GIVEN PROBLEM
Below are the entries; count the lines in them that contain the word "надзора" and give only the number.
-- BEGIN --
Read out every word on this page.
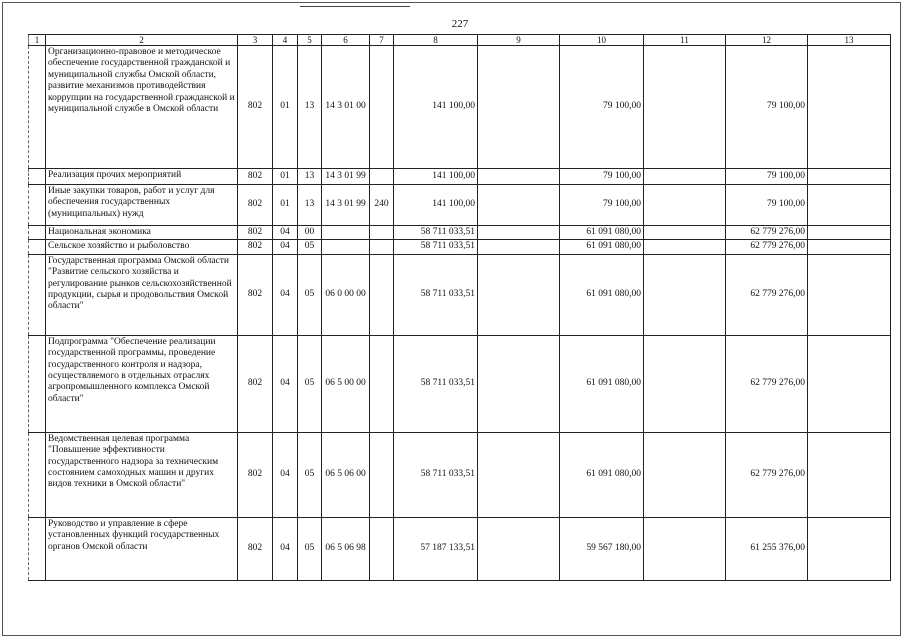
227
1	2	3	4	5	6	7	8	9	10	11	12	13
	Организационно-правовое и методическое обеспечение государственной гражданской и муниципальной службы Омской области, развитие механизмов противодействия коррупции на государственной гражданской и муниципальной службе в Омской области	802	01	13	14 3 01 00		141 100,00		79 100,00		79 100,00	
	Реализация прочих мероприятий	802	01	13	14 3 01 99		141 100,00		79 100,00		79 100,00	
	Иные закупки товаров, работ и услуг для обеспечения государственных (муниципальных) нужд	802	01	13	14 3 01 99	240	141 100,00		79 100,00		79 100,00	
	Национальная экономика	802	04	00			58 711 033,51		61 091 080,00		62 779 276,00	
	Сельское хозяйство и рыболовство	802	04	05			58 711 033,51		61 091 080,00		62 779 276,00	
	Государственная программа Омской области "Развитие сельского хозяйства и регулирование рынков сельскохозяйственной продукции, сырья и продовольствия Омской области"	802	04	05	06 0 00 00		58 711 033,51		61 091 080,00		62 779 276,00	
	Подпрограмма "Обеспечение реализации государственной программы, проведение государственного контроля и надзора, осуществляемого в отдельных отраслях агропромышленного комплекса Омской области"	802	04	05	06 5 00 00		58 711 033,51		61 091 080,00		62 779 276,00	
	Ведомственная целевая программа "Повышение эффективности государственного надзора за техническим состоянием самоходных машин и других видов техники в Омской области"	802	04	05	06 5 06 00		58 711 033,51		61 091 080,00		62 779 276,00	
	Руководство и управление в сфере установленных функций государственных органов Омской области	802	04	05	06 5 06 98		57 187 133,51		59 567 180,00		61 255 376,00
-- END --
SOLUTION FOR THIS PROBLEM
2